● **PROBLEM 1**
According to the passage on Italy, which Italian state remained completely independent?

● **SELECTION**
--- BEGIN ---

After the long experience of Napoleonic occupation, the Austrian purpose in Italy initially was to ward off French influence, but the role soon developed into one of repressing Italian liberalism. Tuscany was ruled by a Habsburg grand duke, while the Duchies of Parma and Modena were governed by relatives of the Austrian Emperor, Ferdinand I. The Bourbon King of the Two Sicilies signed a military alliance with the Habsburgs, which bound the kingdom tightly to Austrian policy. Only the north-western kingdom of Piedmont-Sardinia remained completely independent. It was militarily the strongest of the Italian states and provided a strong buffer between Habsburg Austria and her blood enemy, France. Yet Austrian power in Italy was such that it was able to intervene militarily against liberal revolutions any time she chose. 1820-1821 Habsburg troops invaded Naples and Piedmont to crush liberal movements and following 1821 over 90 Piedmontese liberals were tried and imprisoned by the hated Austrians.

The central swathe of the Italian peninsula was controlled by the Papal States. The Austrians were given the right to garrison the fortress of Ferrara in the Papal States. The Papal States were territories administered and controlled by the Vatican in Rome. In the 19th century the Holy See was not merely a religious institution, it had temporal sovereignty in these Italian territories under control of the Pope. As hundreds of years of Papal history had shown, without a strong military to protect its interests, the Papacy and her states were prey to the imperial and dynastic ambitions of Catholic kings in Europe. The Pope maintained a small army, but throughout the 19th century, Rome depended on the arms and good will of Catholic Europe. In other words, the very survival of the Pope depended on the good graces of Spain, France or Habsburg Austria.

The capital of the Papal States was Rome. In fact, Rome represented the heart and soul of the Italian nation. The ancient Roman Empire supplied much of the historical justification and the nationalist pride for Italians in the 19th and 20th centuries. As the home of the Vatican, the Eternal City was the spiritual head of the world’s Catholics and as such had both an international forum as well as international influence. Even during the Renaissance 1350-1550, when the peninsula was divided into a patchwork of hundreds of tiny city-states and kingdoms, Rome as the seat of the papacy had a degree of influence not enjoyed by the other city-states of Italy. It was therefore impossible for Italian nationalists to establish a politically unified Italy without Rome as its capital.

In the years following the Congress of Vienna, Italy slumped back into political and economic stagnation. Economically Italy was massively agricultural, almost feudal. Agriculture labored under sometimes primitive techniques and was always under-capitalized. In the 19th century, the only other European power more backward economically than Italy was Imperial Russia. Tariff barriers cut the peninsula and the states within the peninsula from north to south and east to west, stifling trade and discouraging even moderate gains in economic efficiency or technical innovation. This was all made horribly worse by the intense localism that gripped the Italian peninsula. There was absolutely no sense of being “Italian.” Regional dialects were so profound that villages but a hundred miles distant from each other could barely communicate. Nobody spoke “Italian.” Everybody spoke their own local dialect. Locales sought to preserve ancient privileges, regulations, and traditions at the expense of economic efficiency and political unity. Politically, the states of Italy, under Metternich’s guidance, were reactionary conservative and took every opportunity to suppress liberal reform. The Vatican controlled education throughout the peninsula. This only reinforced conservatism and anti-liberal views throughout the peninsula. With the European peace that accompanied the defeat of Napoleon in 1815 came a dramatic drop in demand for agricultural prices and an increase in production that sent prices even lower.

--- END ---

● **PROBLEM 2**
Please show every line of the entries below that contains the word "пенетрации".

● **Items from a dataset**

--- BEGIN ---

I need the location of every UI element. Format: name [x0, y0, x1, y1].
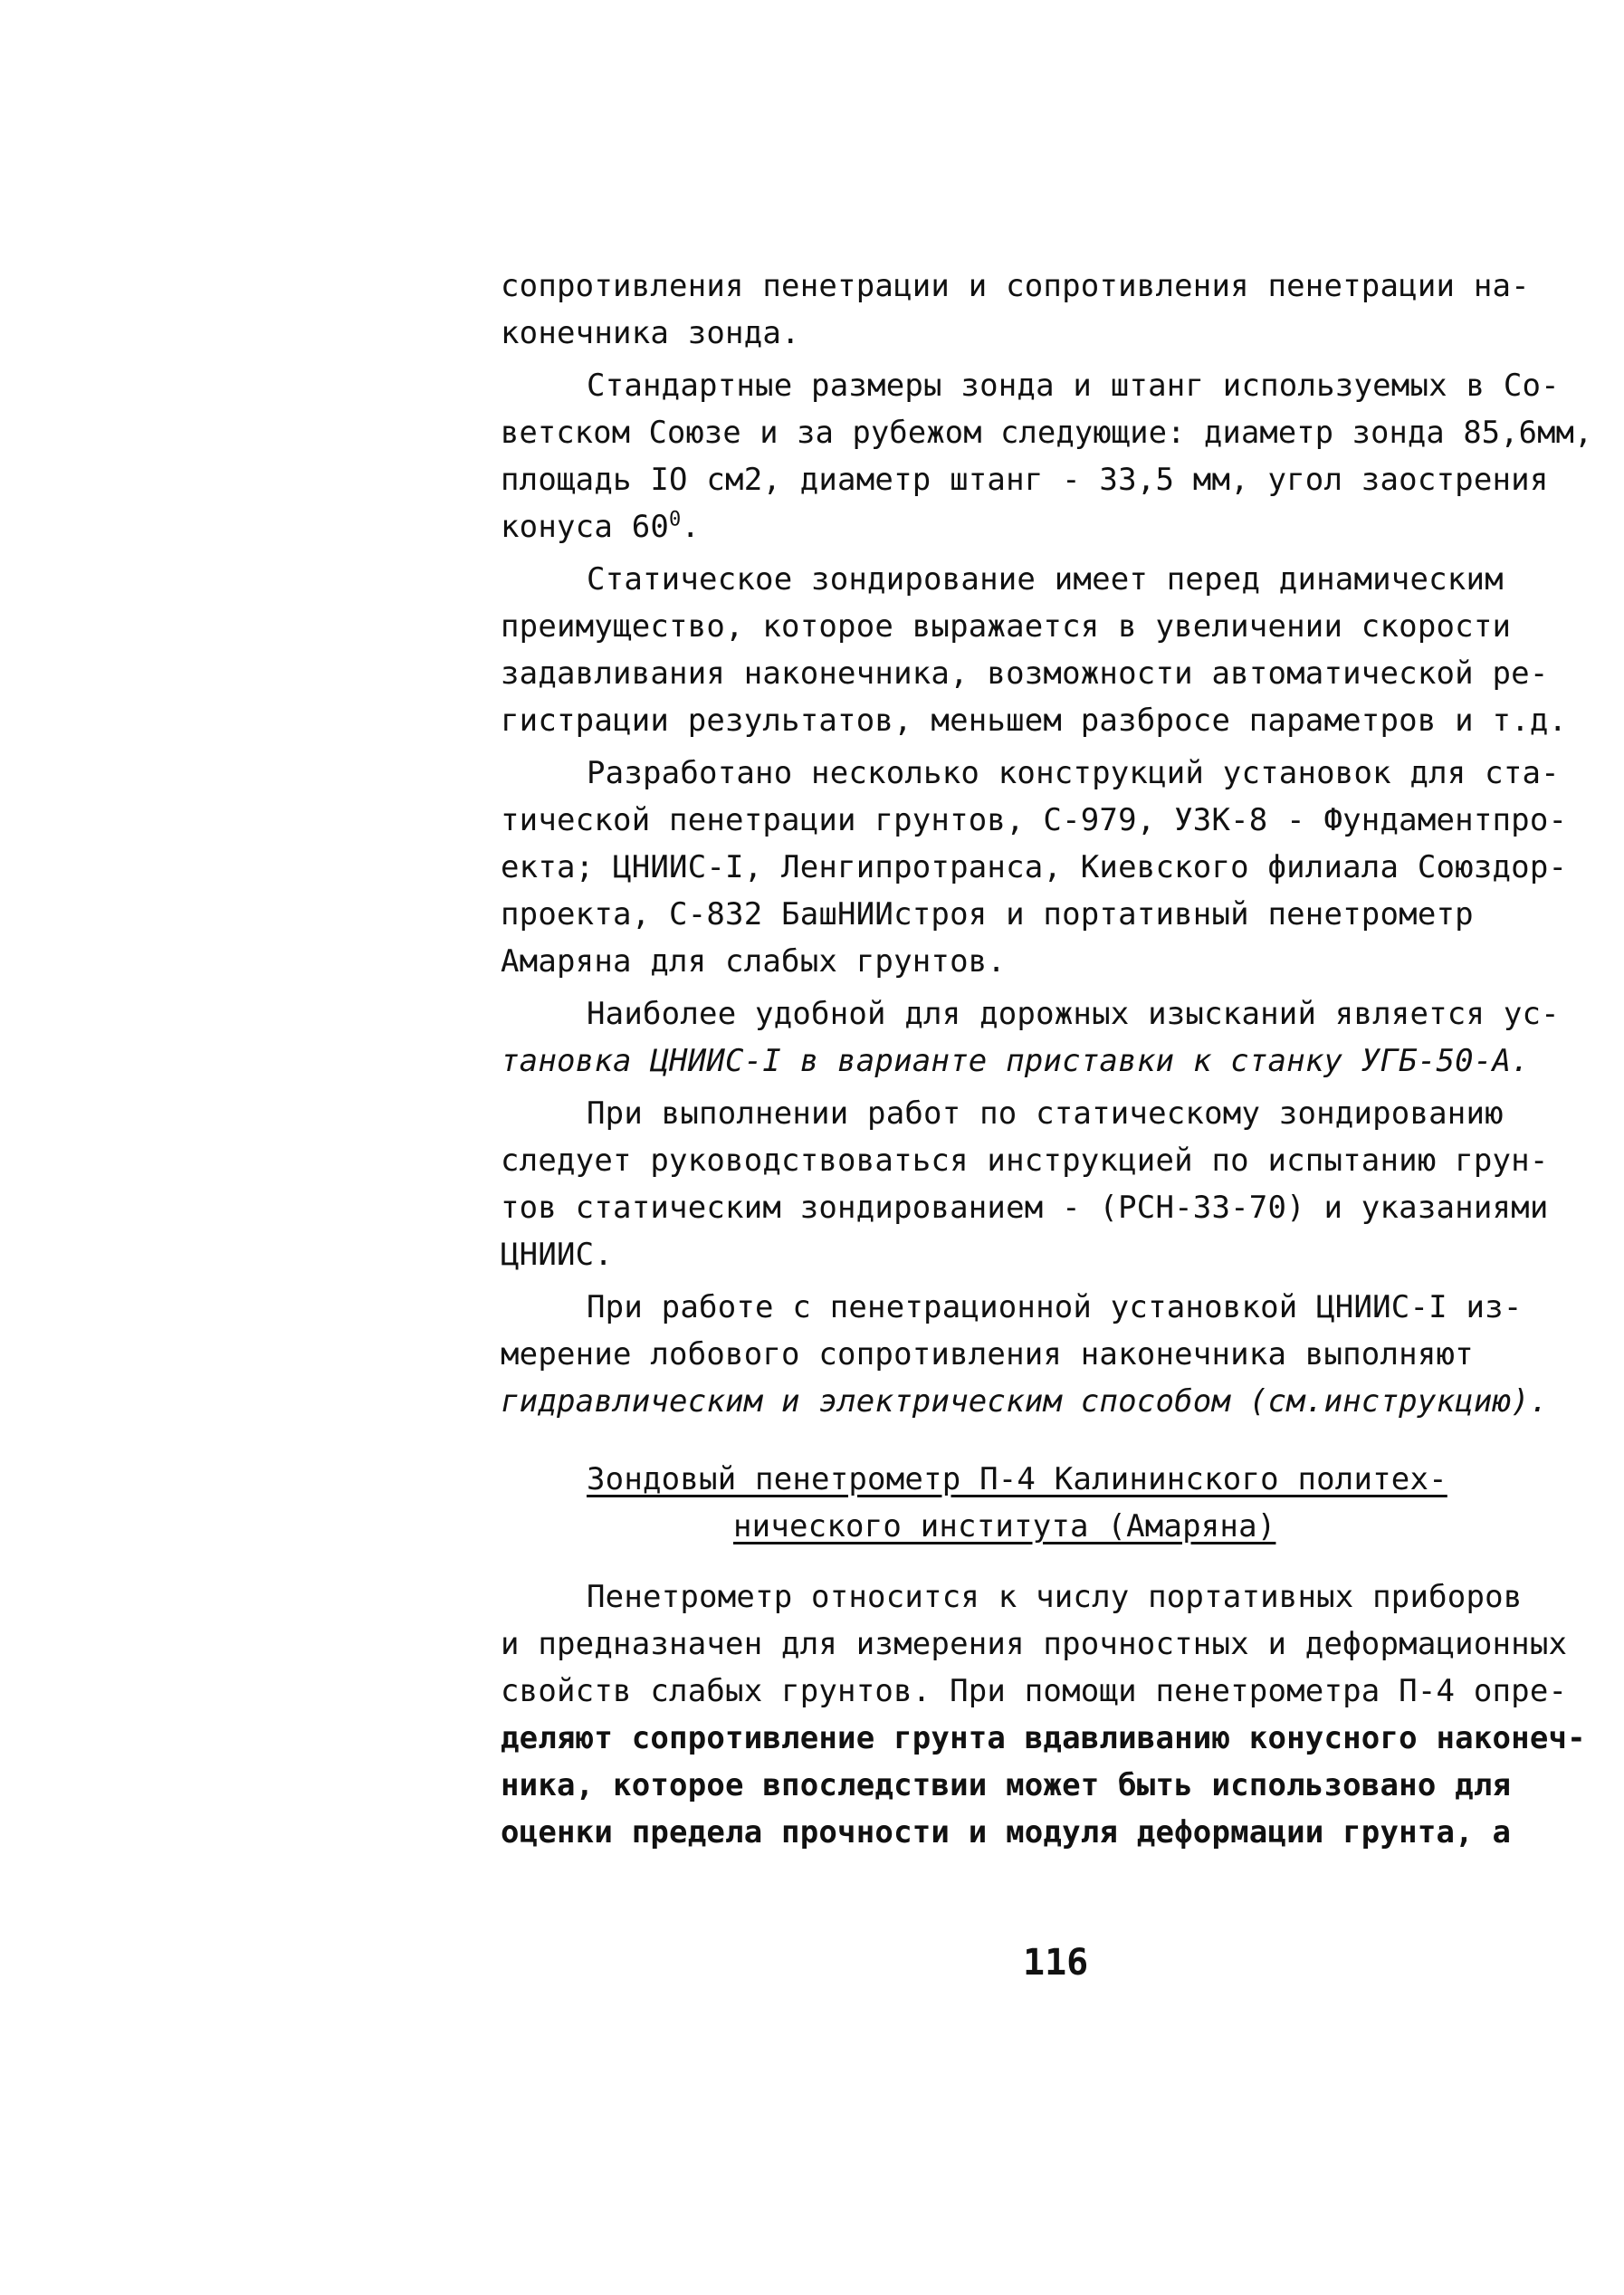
- paragraph-4-line-2: тической пенетрации грунтов, С-979, УЗК-8 - Фундаментпро-: [501, 802, 1568, 838]
- section-heading-line-1: Зондовый пенетрометр П-4 Калининского политех-: [587, 1461, 1447, 1497]
- paragraph-2-line-1: Стандартные размеры зонда и штанг используемых в Со-: [587, 368, 1560, 404]
- paragraph-8-line-6: оценки предела прочности и модуля деформации грунта, а: [501, 1814, 1512, 1850]
- paragraph-2-line-4-end: .: [681, 509, 701, 545]
- paragraph-2-line-4: [501, 509, 700, 545]
- paragraph-1-line-1: сопротивления пенетрации и сопротивления пенетрации на-: [501, 268, 1530, 304]
- paragraph-6-line-4: ЦНИИС.: [501, 1237, 614, 1273]
- paragraph-4-line-4: проекта, С-832 БашНИИстроя и портативный пенетрометр: [501, 896, 1474, 932]
- paragraph-3-line-2: преимущество, которое выражается в увеличении скорости: [501, 608, 1512, 645]
- paragraph-2-line-4-text: конуса 60: [501, 509, 670, 545]
- paragraph-7-line-3: гидравлическим и электрическим способом (см.инструкцию).: [501, 1383, 1549, 1420]
- paragraph-3-line-1: Статическое зондирование имеет перед динамическим: [587, 561, 1504, 598]
- paragraph-8-line-4: деляют сопротивление грунта вдавливанию конусного наконеч-: [501, 1720, 1586, 1756]
- paragraph-4-line-3: екта; ЦНИИС-I, Ленгипротранса, Киевского филиала Союздор-: [501, 849, 1568, 885]
- paragraph-3-line-3: задавливания наконечника, возможности автоматической ре-: [501, 655, 1549, 692]
- paragraph-6-line-3: тов статическим зондированием - (РСН-33-70) и указаниями: [501, 1190, 1549, 1226]
- paragraph-3-line-4: гистрации результатов, меньшем разбросе параметров и т.д.: [501, 703, 1568, 739]
- paragraph-8-line-3: свойств слабых грунтов. При помощи пенетрометра П-4 опре-: [501, 1673, 1568, 1709]
- paragraph-2-line-3: площадь IO см2, диаметр штанг - 33,5 мм, угол заострения: [501, 462, 1549, 498]
- paragraph-7-line-2: мерение лобового сопротивления наконечника выполняют: [501, 1336, 1474, 1372]
- paragraph-4-line-5: Амаряна для слабых грунтов.: [501, 943, 1007, 980]
- paragraph-8-line-5: ника, которое впоследствии может быть использовано для: [501, 1767, 1512, 1803]
- paragraph-2-line-2: ветском Союзе и за рубежом следующие: диаметр зонда 85,6мм,: [501, 415, 1593, 451]
- degree-superscript: 0: [669, 508, 682, 531]
- paragraph-6-line-1: При выполнении работ по статическому зондированию: [587, 1095, 1504, 1132]
- paragraph-4-line-1: Разработано несколько конструкций установок для ста-: [587, 755, 1560, 791]
- paragraph-6-line-2: следует руководствоваться инструкцией по испытанию грун-: [501, 1143, 1549, 1179]
- paragraph-8-line-1: Пенетрометр относится к числу портативных приборов: [587, 1579, 1523, 1615]
- paragraph-8-line-2: и предназначен для измерения прочностных и деформационных: [501, 1626, 1568, 1662]
- paragraph-1-line-2: конечника зонда.: [501, 315, 800, 351]
- paragraph-5-line-1: Наиболее удобной для дорожных изысканий является ус-: [587, 996, 1560, 1032]
- section-heading-line-2: нического института (Амаряна): [733, 1508, 1276, 1544]
- page-number: 116: [1023, 1942, 1089, 1984]
- paragraph-5-line-2: тановка ЦНИИС-I в варианте приставки к станку УГБ-50-А.: [501, 1043, 1530, 1079]
- paragraph-7-line-1: При работе с пенетрационной установкой ЦНИИС-I из-: [587, 1289, 1523, 1325]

--- END ---

● **WORKED ANSWER 1**
The north-western kingdom of Piedmont-Sardinia.

● **WORKED ANSWER 2**
- paragraph-4-line-2: тической пенетрации грунтов, С-979, УЗК-8 - Фундаментпро-: [501, 802, 1568, 838]
- paragraph-1-line-1: сопротивления пенетрации и сопротивления пенетрации на-: [501, 268, 1530, 304]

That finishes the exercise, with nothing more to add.